_Exercise:_ Repeat every record below exactly, but leave out any pictures.

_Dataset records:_
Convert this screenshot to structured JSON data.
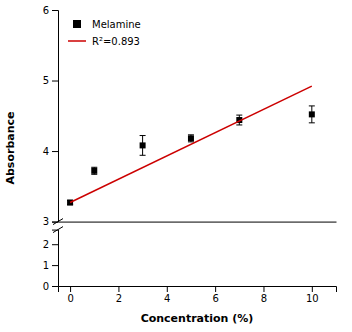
{
  "chart_data": [
    {
      "type": "scatter",
      "ylabel": "Absorbance",
      "xlim": [
        -0.5,
        11
      ],
      "ylim": [
        3.0,
        6.0
      ],
      "yticks": [
        3,
        4,
        5,
        6
      ],
      "tick_labels": "y",
      "grid": false,
      "legend": "upper left",
      "series": [
        {
          "name": "Melamine",
          "type": "scatter",
          "marker": "square",
          "color": "black",
          "x": [
            0,
            1,
            3,
            5,
            7,
            10
          ],
          "values": [
            3.27,
            3.72,
            4.08,
            4.18,
            4.44,
            4.52
          ],
          "errors": [
            0.03,
            0.05,
            0.14,
            0.05,
            0.07,
            0.12
          ]
        },
        {
          "name": "R²=0.893",
          "type": "line",
          "color": "#cc0000",
          "x": [
            0,
            10
          ],
          "values": [
            3.27,
            4.92
          ]
        }
      ]
    },
    {
      "type": "scatter",
      "xlabel": "Concentration (%)",
      "xlim": [
        -0.5,
        11
      ],
      "xticks": [
        0,
        2,
        4,
        6,
        8,
        10
      ],
      "ylim": [
        0,
        2.7
      ],
      "yticks": [
        0,
        1,
        2
      ],
      "grid": false
    }
  ]
}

_Output of the exercise:_
Convert this screenshot to structured JSON data.
{
  "chart_data": [
    {
      "type": "scatter",
      "ylabel": "Absorbance",
      "xlim": [
        -0.5,
        11
      ],
      "ylim": [
        3.0,
        6.0
      ],
      "yticks": [
        3,
        4,
        5,
        6
      ],
      "tick_labels": "y",
      "grid": false,
      "legend": "upper left",
      "series": [
        {
          "name": "Melamine",
          "type": "scatter",
          "marker": "square",
          "color": "black",
          "x": [
            0,
            1,
            3,
            5,
            7,
            10
          ],
          "values": [
            3.27,
            3.72,
            4.08,
            4.18,
            4.44,
            4.52
          ],
          "errors": [
            0.03,
            0.05,
            0.14,
            0.05,
            0.07,
            0.12
          ]
        },
        {
          "name": "R²=0.893",
          "type": "line",
          "color": "#cc0000",
          "x": [
            0,
            10
          ],
          "values": [
            3.27,
            4.92
          ]
        }
      ]
    },
    {
      "type": "scatter",
      "xlabel": "Concentration (%)",
      "xlim": [
        -0.5,
        11
      ],
      "xticks": [
        0,
        2,
        4,
        6,
        8,
        10
      ],
      "ylim": [
        0,
        2.7
      ],
      "yticks": [
        0,
        1,
        2
      ],
      "grid": false
    }
  ]
}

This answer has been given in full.